Comparison of Quasispecies Diversity of HCV between Chronic Hepatitis C and Hepatocellular Carcinoma by Ultradeep Pyrosequencing

1Department of Laboratory Medicine, Asan Medical Center, University of Ulsan College of Medicine, 88 Olympic-ro 43-gil, Songpa-gu, Seoul 138-736, Republic of Korea
2Department of Laboratory Medicine, Gyeongsang National University Hospital and Gyeongsang National University School of Medicine, Jinju 660-701, Republic of Korea
3Department of Laboratory Medicine, Sure Quest Laboratory, Yongin 446-916, Republic of Korea
4Department of Laboratory Medicine, College of Medicine, Korea University, Seoul 136-705, Republic of Korea
5Department of Internal Medicine, Asan Medical Center, University of Ulsan College of Medicine, Seoul 138-736, Republic of Korea

Received 21 February 2014; Accepted 1 May 2014; Published 5 June 2014

Academic Editor: Mina Hur

Copyright © 2014 Chang-Wook Park et al. This is an open access article distributed under the Creative Commons Attribution License, which permits unrestricted use, distribution, and reproduction in any medium, provided the original work is properly cited.

Your objective. According to the article header, on what date was the paper accepted? The material is separate from the article header.

Record extracts.
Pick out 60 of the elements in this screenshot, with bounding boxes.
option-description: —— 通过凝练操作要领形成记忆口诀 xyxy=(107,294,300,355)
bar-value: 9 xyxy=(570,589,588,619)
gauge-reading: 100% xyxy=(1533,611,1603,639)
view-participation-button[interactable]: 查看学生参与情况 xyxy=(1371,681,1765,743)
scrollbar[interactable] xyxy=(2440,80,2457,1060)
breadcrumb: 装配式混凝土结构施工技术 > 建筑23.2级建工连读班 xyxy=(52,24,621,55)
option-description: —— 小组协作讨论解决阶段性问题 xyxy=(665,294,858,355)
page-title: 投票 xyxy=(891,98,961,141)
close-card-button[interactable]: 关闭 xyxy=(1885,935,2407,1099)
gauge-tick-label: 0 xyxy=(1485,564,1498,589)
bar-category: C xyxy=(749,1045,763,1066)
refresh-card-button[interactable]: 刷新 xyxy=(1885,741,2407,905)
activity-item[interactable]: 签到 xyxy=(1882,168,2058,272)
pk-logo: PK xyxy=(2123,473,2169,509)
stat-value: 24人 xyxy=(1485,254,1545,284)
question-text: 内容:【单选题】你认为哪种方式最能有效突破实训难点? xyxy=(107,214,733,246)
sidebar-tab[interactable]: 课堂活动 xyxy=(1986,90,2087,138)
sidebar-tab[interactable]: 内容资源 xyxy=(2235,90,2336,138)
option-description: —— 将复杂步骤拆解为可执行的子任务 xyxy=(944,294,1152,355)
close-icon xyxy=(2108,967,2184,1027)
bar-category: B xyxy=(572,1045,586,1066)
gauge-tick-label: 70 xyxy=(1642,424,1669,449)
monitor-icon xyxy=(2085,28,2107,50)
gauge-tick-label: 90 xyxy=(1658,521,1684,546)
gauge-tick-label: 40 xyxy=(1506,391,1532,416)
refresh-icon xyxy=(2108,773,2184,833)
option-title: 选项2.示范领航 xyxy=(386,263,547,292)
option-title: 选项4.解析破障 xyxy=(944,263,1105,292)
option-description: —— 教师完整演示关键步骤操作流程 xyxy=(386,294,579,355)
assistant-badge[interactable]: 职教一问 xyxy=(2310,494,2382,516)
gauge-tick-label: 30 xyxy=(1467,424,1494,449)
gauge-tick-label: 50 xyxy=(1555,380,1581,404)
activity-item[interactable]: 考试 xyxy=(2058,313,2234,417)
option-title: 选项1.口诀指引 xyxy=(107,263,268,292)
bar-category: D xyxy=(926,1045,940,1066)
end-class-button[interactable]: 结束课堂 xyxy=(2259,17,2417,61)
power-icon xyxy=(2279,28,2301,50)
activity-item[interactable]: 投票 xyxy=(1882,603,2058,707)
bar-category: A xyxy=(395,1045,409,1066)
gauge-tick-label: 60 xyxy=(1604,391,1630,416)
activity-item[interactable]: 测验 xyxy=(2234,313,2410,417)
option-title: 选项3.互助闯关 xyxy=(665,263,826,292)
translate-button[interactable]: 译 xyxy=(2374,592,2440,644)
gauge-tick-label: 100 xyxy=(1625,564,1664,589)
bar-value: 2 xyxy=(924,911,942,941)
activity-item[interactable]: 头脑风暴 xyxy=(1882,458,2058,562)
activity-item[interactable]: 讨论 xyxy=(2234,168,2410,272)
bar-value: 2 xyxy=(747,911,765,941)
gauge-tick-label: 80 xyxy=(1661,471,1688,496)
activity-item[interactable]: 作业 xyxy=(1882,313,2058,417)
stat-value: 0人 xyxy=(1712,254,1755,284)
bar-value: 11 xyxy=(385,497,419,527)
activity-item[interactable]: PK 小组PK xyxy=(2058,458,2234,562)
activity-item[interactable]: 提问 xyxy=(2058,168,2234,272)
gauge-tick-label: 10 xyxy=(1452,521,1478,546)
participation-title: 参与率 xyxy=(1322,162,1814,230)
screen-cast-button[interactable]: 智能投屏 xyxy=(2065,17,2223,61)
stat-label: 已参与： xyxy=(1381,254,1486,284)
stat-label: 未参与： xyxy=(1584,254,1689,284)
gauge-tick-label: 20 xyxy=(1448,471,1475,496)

Answer section. 1 May 2014